── Document passage

On Sat, Sep 2, 2023 at 6:58 PM David Knezevic <david.kneze...@akselos.com>
wrote:

> Hmm, it sounds like the convergence measure is bad. Maybe using a weighted
>> norm would be better?
>
>
> That's a good thought, I'd like to look into that idea too. Could you
> please give me some guidance on how to use a weighted norm in the
> convergence test? (Or are there any examples of doing that in the example
> suite?)
>

I guess the idea would be the following:

   You have exponential terms in your equation. You get a relatively small
residual, but unacceptable
   error. This leads me to believe that some part of the residual is
swamping other parts you care about.
   This should be confirmed by plotting the residual for one of these
0-iterate cases. To prevent this
   imbalance, you would scale the residual to give more weight to the
underrepresented parts, probably
   with an inverse of the exponential. This is just a more complicated form
of the diagonal scaling
   commonly used to give all fields the same scale.

  Thanks,

      Matt


> Thanks,
> David
>
> On Sat, Sep 2, 2023 at 5:54 PM Matthew Knepley <knep...@gmail.com> wrote:
>
>> On Sat, Sep 2, 2023 at 5:45 PM David Knezevic <david.kneze...@akselos.com>
>> wrote:
>>
>>> OK, thanks, I'll look into the custom convergence test.
>>>
>>> I do not understand this comment. What do you mean by "inaccurate"?
>>>> Since we do not have the true solution, we usually say "inaccurate" for
>>>> large residual, but you already said that the residual is small. Why would
>>>> you want to do another iterate?
>>>
>>>
>>> I agree with your comments, but the specific case I'm considering is
>>> very numerically sensitive since it includes creep (which unfortunately has
>>> large exponential terms in it) which is the root cause of the issues I'm
>>> facing. Based on test cases with a known reference solution we're finding
>>> that we get inaccurate results due to steps with "zero iterations". We can
>>> fix this by tightening the tolerance but then we do an excessive number of
>>> iterations in other steps. So it seems to me that ensuring that we do at
>>> least one iteration will help here, so that's what I wanted to try.
>>>
>>
>> Hmm, it sounds like the convergence measure is bad. Maybe using a
>> weighted norm would be better?
>>
>>   Thanks,
>>
>>      Matt
>>
>>
>>> Thanks again for your help.
>>>
>>> Best,
>>> David
>>>
>>> On Sat, Sep 2, 2023 at 3:23 PM Matthew Knepley <knep...@gmail.com>
>>> wrote:
>>>
>>>> On Sat, Sep 2, 2023 at 3:05 PM David Knezevic via petsc-users <
>>>> petsc-users@mcs.anl.gov> wrote:
>>>>
>>>>> Hi all,
>>>>>
>>>>> I'm using the SNES solver for a plasticity model, and the issue I've
>>>>> run into is that in some time steps the solver terminates after "NL step 
>>>>> 0"

────
── Material supplied

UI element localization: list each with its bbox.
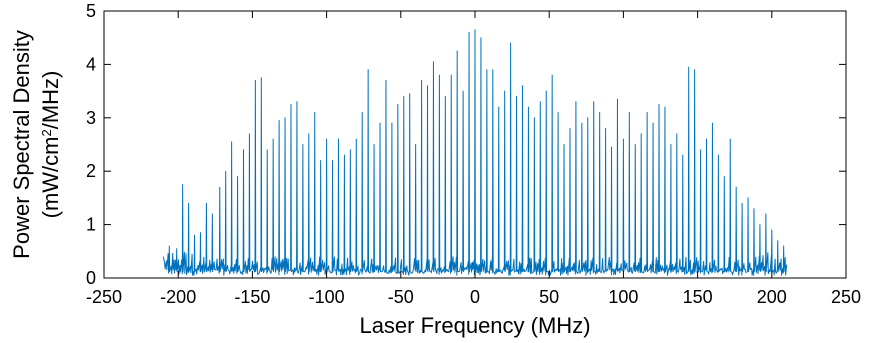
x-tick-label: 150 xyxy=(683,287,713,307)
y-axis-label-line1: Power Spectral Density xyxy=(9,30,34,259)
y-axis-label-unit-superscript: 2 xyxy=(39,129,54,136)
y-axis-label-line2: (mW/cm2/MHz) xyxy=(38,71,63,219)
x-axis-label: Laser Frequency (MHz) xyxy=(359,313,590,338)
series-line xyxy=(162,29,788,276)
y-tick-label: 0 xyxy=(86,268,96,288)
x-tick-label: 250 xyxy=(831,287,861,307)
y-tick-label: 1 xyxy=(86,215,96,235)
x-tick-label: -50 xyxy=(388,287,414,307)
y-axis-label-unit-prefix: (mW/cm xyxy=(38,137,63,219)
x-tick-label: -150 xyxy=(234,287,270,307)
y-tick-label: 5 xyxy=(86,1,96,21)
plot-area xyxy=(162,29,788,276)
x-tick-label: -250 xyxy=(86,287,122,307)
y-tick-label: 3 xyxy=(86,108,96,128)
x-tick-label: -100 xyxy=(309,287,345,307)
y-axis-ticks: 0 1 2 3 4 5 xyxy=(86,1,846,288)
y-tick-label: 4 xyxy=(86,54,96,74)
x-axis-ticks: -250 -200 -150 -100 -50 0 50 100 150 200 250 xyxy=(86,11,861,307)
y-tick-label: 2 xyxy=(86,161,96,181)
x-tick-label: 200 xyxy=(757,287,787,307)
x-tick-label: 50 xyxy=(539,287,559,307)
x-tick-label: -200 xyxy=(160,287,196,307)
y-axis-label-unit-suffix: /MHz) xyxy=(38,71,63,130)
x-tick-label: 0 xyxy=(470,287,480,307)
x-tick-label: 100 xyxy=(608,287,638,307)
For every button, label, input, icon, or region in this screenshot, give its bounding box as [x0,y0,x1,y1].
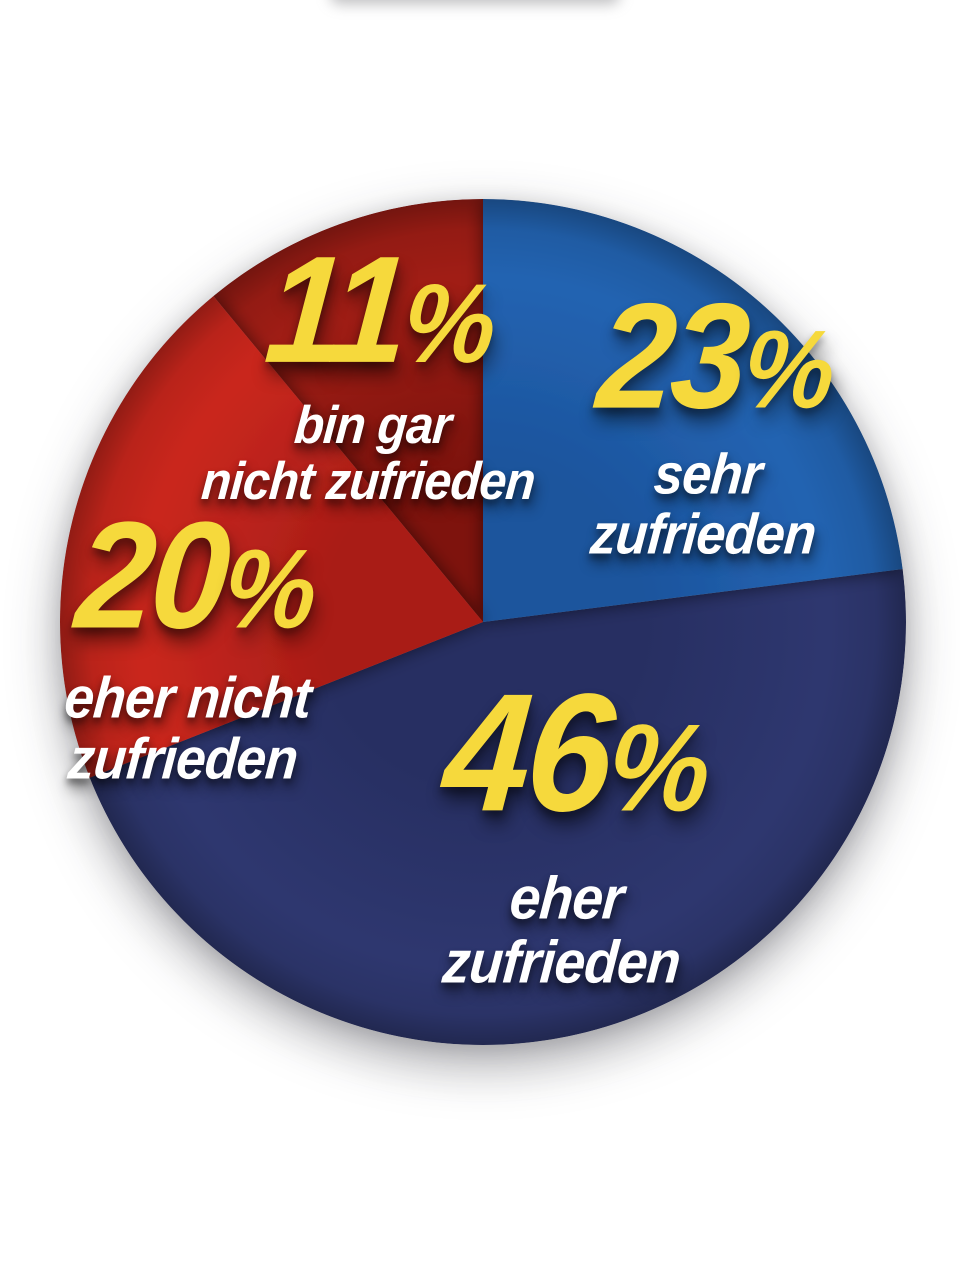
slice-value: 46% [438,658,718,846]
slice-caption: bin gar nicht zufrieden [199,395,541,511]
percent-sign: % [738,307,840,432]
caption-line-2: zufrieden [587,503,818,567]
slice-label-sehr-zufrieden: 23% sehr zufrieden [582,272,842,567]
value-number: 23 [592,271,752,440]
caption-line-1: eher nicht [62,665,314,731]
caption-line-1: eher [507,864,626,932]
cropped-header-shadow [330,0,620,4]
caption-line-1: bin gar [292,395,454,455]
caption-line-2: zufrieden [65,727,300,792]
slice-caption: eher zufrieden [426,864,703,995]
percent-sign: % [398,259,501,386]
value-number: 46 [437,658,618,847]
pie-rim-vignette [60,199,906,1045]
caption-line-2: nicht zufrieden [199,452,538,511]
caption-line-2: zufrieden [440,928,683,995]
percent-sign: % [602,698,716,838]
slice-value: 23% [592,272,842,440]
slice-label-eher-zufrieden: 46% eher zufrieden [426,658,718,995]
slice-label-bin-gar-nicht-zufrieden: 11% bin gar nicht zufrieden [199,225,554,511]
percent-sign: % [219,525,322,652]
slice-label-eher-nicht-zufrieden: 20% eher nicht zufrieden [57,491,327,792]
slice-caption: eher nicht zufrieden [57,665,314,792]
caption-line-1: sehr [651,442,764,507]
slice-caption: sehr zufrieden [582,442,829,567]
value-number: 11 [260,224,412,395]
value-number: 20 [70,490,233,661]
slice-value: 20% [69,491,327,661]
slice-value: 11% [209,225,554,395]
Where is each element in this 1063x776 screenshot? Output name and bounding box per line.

────

Challenges -
[A] Answer these questions from the convergence thread above, one per line:
(i) Which solver is being used, and for what kind of model?
(ii) What phenomenon with large exponential terms does the sensitive case include?
(iii) To what commonly used technique is the proposed residual scaling compared?
[B] Pull from the convergence thread above everything from "I guess the" down to "the same scale.", and copy it word for word.
[C] The convergence thread above has lines that introduce quoted messages. For each of these lines, give the time and the sender.

Results for the exercise -
[A]
(i) The SNES solver, for a plasticity model.
(ii) Creep.
(iii) Diagonal scaling, which is commonly used to give all fields the same scale.

[B]
I guess the idea would be the following:

   You have exponential terms in your equation. You get a relatively small
residual, but unacceptable
   error. This leads me to believe that some part of the residual is
swamping other parts you care about.
   This should be confirmed by plotting the residual for one of these
0-iterate cases. To prevent this
   imbalance, you would scale the residual to give more weight to the
underrepresented parts, probably
   with an inverse of the exponential. This is just a more complicated form
of the diagonal scaling
   commonly used to give all fields the same scale.

[C]
6:58 PM, David Knezevic
5:54 PM, Matthew Knepley
5:45 PM, David Knezevic
3:23 PM, Matthew Knepley
3:05 PM, David Knezevic